REQUIREMENT: Restate each entry word for word, leaving nothing out.

PROVIDED MATERIAL:
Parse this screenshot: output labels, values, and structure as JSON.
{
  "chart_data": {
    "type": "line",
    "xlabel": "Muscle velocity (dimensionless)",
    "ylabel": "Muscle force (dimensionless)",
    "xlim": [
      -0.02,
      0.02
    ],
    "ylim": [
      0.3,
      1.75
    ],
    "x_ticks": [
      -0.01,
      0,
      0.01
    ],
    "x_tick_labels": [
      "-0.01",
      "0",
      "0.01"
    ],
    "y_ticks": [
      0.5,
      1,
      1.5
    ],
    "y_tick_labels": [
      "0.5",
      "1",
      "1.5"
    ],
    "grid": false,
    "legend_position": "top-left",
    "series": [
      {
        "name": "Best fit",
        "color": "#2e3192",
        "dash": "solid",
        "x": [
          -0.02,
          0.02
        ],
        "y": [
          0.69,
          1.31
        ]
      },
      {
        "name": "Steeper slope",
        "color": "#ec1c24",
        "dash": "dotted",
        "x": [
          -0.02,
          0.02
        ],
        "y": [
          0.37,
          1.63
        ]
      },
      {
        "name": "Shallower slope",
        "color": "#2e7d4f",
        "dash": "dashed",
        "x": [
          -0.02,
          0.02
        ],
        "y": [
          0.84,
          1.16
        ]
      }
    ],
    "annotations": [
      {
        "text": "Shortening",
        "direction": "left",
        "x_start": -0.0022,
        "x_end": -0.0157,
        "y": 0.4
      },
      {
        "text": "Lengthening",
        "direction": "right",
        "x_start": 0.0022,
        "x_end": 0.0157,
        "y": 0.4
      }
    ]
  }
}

THE SOLUTION:
Parse this screenshot: output labels, values, and structure as JSON.
{
  "chart_data": {
    "type": "line",
    "xlabel": "Muscle velocity (dimensionless)",
    "ylabel": "Muscle force (dimensionless)",
    "xlim": [
      -0.02,
      0.02
    ],
    "ylim": [
      0.3,
      1.75
    ],
    "x_ticks": [
      -0.01,
      0,
      0.01
    ],
    "x_tick_labels": [
      "-0.01",
      "0",
      "0.01"
    ],
    "y_ticks": [
      0.5,
      1,
      1.5
    ],
    "y_tick_labels": [
      "0.5",
      "1",
      "1.5"
    ],
    "grid": false,
    "legend_position": "top-left",
    "series": [
      {
        "name": "Best fit",
        "color": "#2e3192",
        "dash": "solid",
        "x": [
          -0.02,
          0.02
        ],
        "y": [
          0.69,
          1.31
        ]
      },
      {
        "name": "Steeper slope",
        "color": "#ec1c24",
        "dash": "dotted",
        "x": [
          -0.02,
          0.02
        ],
        "y": [
          0.37,
          1.63
        ]
      },
      {
        "name": "Shallower slope",
        "color": "#2e7d4f",
        "dash": "dashed",
        "x": [
          -0.02,
          0.02
        ],
        "y": [
          0.84,
          1.16
        ]
      }
    ],
    "annotations": [
      {
        "text": "Shortening",
        "direction": "left",
        "x_start": -0.0022,
        "x_end": -0.0157,
        "y": 0.4
      },
      {
        "text": "Lengthening",
        "direction": "right",
        "x_start": 0.0022,
        "x_end": 0.0157,
        "y": 0.4
      }
    ]
  }
}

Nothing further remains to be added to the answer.